> _AVAILABLE DATA_:
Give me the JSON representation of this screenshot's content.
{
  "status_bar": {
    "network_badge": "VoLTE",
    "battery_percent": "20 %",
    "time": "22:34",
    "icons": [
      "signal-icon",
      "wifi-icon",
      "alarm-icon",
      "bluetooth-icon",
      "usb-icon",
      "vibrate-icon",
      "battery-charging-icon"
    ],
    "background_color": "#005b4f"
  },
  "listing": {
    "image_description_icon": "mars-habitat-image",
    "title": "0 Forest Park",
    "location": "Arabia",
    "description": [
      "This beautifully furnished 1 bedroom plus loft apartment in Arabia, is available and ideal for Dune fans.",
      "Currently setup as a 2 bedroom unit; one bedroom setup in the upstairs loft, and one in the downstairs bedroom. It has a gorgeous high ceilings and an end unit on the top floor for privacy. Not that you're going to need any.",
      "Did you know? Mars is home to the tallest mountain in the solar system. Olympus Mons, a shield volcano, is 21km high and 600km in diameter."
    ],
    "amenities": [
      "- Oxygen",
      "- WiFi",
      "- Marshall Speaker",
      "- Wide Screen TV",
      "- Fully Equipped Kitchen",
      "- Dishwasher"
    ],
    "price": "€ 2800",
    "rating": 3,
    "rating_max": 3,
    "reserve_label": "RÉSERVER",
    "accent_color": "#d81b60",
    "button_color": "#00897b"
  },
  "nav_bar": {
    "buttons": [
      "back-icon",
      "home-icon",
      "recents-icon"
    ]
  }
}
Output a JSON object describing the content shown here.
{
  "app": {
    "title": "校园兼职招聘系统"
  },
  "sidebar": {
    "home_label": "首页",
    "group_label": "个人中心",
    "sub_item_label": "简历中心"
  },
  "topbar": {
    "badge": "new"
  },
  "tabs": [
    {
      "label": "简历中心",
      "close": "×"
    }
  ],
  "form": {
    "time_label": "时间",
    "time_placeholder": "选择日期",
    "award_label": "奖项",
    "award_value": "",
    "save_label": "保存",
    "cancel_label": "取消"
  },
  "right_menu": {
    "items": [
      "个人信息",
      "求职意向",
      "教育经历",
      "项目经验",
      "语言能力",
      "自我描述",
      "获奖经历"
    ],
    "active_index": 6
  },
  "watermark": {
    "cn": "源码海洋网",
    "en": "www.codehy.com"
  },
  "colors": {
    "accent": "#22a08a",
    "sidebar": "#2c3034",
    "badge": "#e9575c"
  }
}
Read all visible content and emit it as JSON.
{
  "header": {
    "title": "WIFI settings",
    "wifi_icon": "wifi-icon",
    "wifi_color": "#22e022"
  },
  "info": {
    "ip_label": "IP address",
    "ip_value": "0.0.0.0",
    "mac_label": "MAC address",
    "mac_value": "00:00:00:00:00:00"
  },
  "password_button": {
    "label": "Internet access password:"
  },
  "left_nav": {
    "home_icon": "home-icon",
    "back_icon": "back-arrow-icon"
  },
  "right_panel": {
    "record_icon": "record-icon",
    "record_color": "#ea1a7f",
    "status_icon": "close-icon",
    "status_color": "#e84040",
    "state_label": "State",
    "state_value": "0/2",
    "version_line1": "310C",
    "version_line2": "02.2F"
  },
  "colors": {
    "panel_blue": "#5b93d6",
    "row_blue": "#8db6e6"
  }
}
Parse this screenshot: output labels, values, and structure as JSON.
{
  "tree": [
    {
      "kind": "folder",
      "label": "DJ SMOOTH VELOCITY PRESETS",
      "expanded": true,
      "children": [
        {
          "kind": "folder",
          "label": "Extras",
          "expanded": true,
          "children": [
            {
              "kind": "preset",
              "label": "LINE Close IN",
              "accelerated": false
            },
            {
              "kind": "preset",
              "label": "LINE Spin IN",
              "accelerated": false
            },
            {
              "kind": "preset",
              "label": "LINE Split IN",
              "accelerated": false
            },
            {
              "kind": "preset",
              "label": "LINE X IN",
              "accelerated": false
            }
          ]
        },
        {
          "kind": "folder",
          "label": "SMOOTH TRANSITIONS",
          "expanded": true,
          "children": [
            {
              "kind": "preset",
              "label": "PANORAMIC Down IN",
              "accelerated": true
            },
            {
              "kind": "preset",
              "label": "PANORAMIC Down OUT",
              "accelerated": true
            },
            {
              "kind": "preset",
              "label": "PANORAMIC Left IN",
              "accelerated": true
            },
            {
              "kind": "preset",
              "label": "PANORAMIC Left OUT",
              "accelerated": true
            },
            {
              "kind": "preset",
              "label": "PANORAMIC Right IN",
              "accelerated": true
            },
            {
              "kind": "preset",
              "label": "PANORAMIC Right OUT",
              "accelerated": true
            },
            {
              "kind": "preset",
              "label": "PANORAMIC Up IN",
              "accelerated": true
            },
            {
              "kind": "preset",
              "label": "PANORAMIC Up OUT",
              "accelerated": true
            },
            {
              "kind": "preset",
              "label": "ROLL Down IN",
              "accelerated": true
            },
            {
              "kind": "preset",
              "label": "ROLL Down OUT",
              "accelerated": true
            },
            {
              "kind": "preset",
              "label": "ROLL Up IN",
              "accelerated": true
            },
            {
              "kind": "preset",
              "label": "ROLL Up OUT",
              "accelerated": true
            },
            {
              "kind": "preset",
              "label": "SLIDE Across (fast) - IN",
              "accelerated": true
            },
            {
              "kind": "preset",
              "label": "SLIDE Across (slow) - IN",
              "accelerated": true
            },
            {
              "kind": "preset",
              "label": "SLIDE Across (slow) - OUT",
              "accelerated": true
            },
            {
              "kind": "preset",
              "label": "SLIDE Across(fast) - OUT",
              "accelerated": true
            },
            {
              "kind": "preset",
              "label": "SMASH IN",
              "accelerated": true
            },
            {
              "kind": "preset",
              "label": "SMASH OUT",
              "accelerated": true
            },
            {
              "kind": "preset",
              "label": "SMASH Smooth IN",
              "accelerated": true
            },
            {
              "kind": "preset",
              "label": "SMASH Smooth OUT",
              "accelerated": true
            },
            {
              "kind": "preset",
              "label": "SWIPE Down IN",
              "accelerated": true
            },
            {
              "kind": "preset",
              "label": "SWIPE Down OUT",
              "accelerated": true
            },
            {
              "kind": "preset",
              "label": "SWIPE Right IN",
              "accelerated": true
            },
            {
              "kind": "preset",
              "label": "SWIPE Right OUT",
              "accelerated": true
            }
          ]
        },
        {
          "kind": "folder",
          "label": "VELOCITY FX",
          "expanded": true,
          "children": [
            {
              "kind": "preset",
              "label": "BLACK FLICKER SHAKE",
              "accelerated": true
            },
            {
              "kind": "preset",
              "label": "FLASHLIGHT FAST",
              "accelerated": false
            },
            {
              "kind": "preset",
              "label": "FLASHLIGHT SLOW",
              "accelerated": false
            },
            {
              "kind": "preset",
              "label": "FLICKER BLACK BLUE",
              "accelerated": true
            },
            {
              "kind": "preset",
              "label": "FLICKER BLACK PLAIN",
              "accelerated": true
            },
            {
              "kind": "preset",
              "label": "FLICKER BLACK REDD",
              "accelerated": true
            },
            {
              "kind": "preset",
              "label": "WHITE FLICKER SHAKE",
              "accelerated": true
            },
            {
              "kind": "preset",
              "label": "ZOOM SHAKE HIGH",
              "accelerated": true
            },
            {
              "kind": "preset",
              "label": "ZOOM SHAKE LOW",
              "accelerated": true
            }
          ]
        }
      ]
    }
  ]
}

> _STATED PROBLEM_:
All of the material must be reproduced exactly.

> _COMPLETE RESPONSE_:
Give me the JSON representation of this screenshot's content.
{
  "status_bar": {
    "network_badge": "VoLTE",
    "battery_percent": "20 %",
    "time": "22:34",
    "icons": [
      "signal-icon",
      "wifi-icon",
      "alarm-icon",
      "bluetooth-icon",
      "usb-icon",
      "vibrate-icon",
      "battery-charging-icon"
    ],
    "background_color": "#005b4f"
  },
  "listing": {
    "image_description_icon": "mars-habitat-image",
    "title": "0 Forest Park",
    "location": "Arabia",
    "description": [
      "This beautifully furnished 1 bedroom plus loft apartment in Arabia, is available and ideal for Dune fans.",
      "Currently setup as a 2 bedroom unit; one bedroom setup in the upstairs loft, and one in the downstairs bedroom. It has a gorgeous high ceilings and an end unit on the top floor for privacy. Not that you're going to need any.",
      "Did you know? Mars is home to the tallest mountain in the solar system. Olympus Mons, a shield volcano, is 21km high and 600km in diameter."
    ],
    "amenities": [
      "- Oxygen",
      "- WiFi",
      "- Marshall Speaker",
      "- Wide Screen TV",
      "- Fully Equipped Kitchen",
      "- Dishwasher"
    ],
    "price": "€ 2800",
    "rating": 3,
    "rating_max": 3,
    "reserve_label": "RÉSERVER",
    "accent_color": "#d81b60",
    "button_color": "#00897b"
  },
  "nav_bar": {
    "buttons": [
      "back-icon",
      "home-icon",
      "recents-icon"
    ]
  }
}
Output a JSON object describing the content shown here.
{
  "app": {
    "title": "校园兼职招聘系统"
  },
  "sidebar": {
    "home_label": "首页",
    "group_label": "个人中心",
    "sub_item_label": "简历中心"
  },
  "topbar": {
    "badge": "new"
  },
  "tabs": [
    {
      "label": "简历中心",
      "close": "×"
    }
  ],
  "form": {
    "time_label": "时间",
    "time_placeholder": "选择日期",
    "award_label": "奖项",
    "award_value": "",
    "save_label": "保存",
    "cancel_label": "取消"
  },
  "right_menu": {
    "items": [
      "个人信息",
      "求职意向",
      "教育经历",
      "项目经验",
      "语言能力",
      "自我描述",
      "获奖经历"
    ],
    "active_index": 6
  },
  "watermark": {
    "cn": "源码海洋网",
    "en": "www.codehy.com"
  },
  "colors": {
    "accent": "#22a08a",
    "sidebar": "#2c3034",
    "badge": "#e9575c"
  }
}
Read all visible content and emit it as JSON.
{
  "header": {
    "title": "WIFI settings",
    "wifi_icon": "wifi-icon",
    "wifi_color": "#22e022"
  },
  "info": {
    "ip_label": "IP address",
    "ip_value": "0.0.0.0",
    "mac_label": "MAC address",
    "mac_value": "00:00:00:00:00:00"
  },
  "password_button": {
    "label": "Internet access password:"
  },
  "left_nav": {
    "home_icon": "home-icon",
    "back_icon": "back-arrow-icon"
  },
  "right_panel": {
    "record_icon": "record-icon",
    "record_color": "#ea1a7f",
    "status_icon": "close-icon",
    "status_color": "#e84040",
    "state_label": "State",
    "state_value": "0/2",
    "version_line1": "310C",
    "version_line2": "02.2F"
  },
  "colors": {
    "panel_blue": "#5b93d6",
    "row_blue": "#8db6e6"
  }
}
Parse this screenshot: output labels, values, and structure as JSON.
{
  "tree": [
    {
      "kind": "folder",
      "label": "DJ SMOOTH VELOCITY PRESETS",
      "expanded": true,
      "children": [
        {
          "kind": "folder",
          "label": "Extras",
          "expanded": true,
          "children": [
            {
              "kind": "preset",
              "label": "LINE Close IN",
              "accelerated": false
            },
            {
              "kind": "preset",
              "label": "LINE Spin IN",
              "accelerated": false
            },
            {
              "kind": "preset",
              "label": "LINE Split IN",
              "accelerated": false
            },
            {
              "kind": "preset",
              "label": "LINE X IN",
              "accelerated": false
            }
          ]
        },
        {
          "kind": "folder",
          "label": "SMOOTH TRANSITIONS",
          "expanded": true,
          "children": [
            {
              "kind": "preset",
              "label": "PANORAMIC Down IN",
              "accelerated": true
            },
            {
              "kind": "preset",
              "label": "PANORAMIC Down OUT",
              "accelerated": true
            },
            {
              "kind": "preset",
              "label": "PANORAMIC Left IN",
              "accelerated": true
            },
            {
              "kind": "preset",
              "label": "PANORAMIC Left OUT",
              "accelerated": true
            },
            {
              "kind": "preset",
              "label": "PANORAMIC Right IN",
              "accelerated": true
            },
            {
              "kind": "preset",
              "label": "PANORAMIC Right OUT",
              "accelerated": true
            },
            {
              "kind": "preset",
              "label": "PANORAMIC Up IN",
              "accelerated": true
            },
            {
              "kind": "preset",
              "label": "PANORAMIC Up OUT",
              "accelerated": true
            },
            {
              "kind": "preset",
              "label": "ROLL Down IN",
              "accelerated": true
            },
            {
              "kind": "preset",
              "label": "ROLL Down OUT",
              "accelerated": true
            },
            {
              "kind": "preset",
              "label": "ROLL Up IN",
              "accelerated": true
            },
            {
              "kind": "preset",
              "label": "ROLL Up OUT",
              "accelerated": true
            },
            {
              "kind": "preset",
              "label": "SLIDE Across (fast) - IN",
              "accelerated": true
            },
            {
              "kind": "preset",
              "label": "SLIDE Across (slow) - IN",
              "accelerated": true
            },
            {
              "kind": "preset",
              "label": "SLIDE Across (slow) - OUT",
              "accelerated": true
            },
            {
              "kind": "preset",
              "label": "SLIDE Across(fast) - OUT",
              "accelerated": true
            },
            {
              "kind": "preset",
              "label": "SMASH IN",
              "accelerated": true
            },
            {
              "kind": "preset",
              "label": "SMASH OUT",
              "accelerated": true
            },
            {
              "kind": "preset",
              "label": "SMASH Smooth IN",
              "accelerated": true
            },
            {
              "kind": "preset",
              "label": "SMASH Smooth OUT",
              "accelerated": true
            },
            {
              "kind": "preset",
              "label": "SWIPE Down IN",
              "accelerated": true
            },
            {
              "kind": "preset",
              "label": "SWIPE Down OUT",
              "accelerated": true
            },
            {
              "kind": "preset",
              "label": "SWIPE Right IN",
              "accelerated": true
            },
            {
              "kind": "preset",
              "label": "SWIPE Right OUT",
              "accelerated": true
            }
          ]
        },
        {
          "kind": "folder",
          "label": "VELOCITY FX",
          "expanded": true,
          "children": [
            {
              "kind": "preset",
              "label": "BLACK FLICKER SHAKE",
              "accelerated": true
            },
            {
              "kind": "preset",
              "label": "FLASHLIGHT FAST",
              "accelerated": false
            },
            {
              "kind": "preset",
              "label": "FLASHLIGHT SLOW",
              "accelerated": false
            },
            {
              "kind": "preset",
              "label": "FLICKER BLACK BLUE",
              "accelerated": true
            },
            {
              "kind": "preset",
              "label": "FLICKER BLACK PLAIN",
              "accelerated": true
            },
            {
              "kind": "preset",
              "label": "FLICKER BLACK REDD",
              "accelerated": true
            },
            {
              "kind": "preset",
              "label": "WHITE FLICKER SHAKE",
              "accelerated": true
            },
            {
              "kind": "preset",
              "label": "ZOOM SHAKE HIGH",
              "accelerated": true
            },
            {
              "kind": "preset",
              "label": "ZOOM SHAKE LOW",
              "accelerated": true
            }
          ]
        }
      ]
    }
  ]
}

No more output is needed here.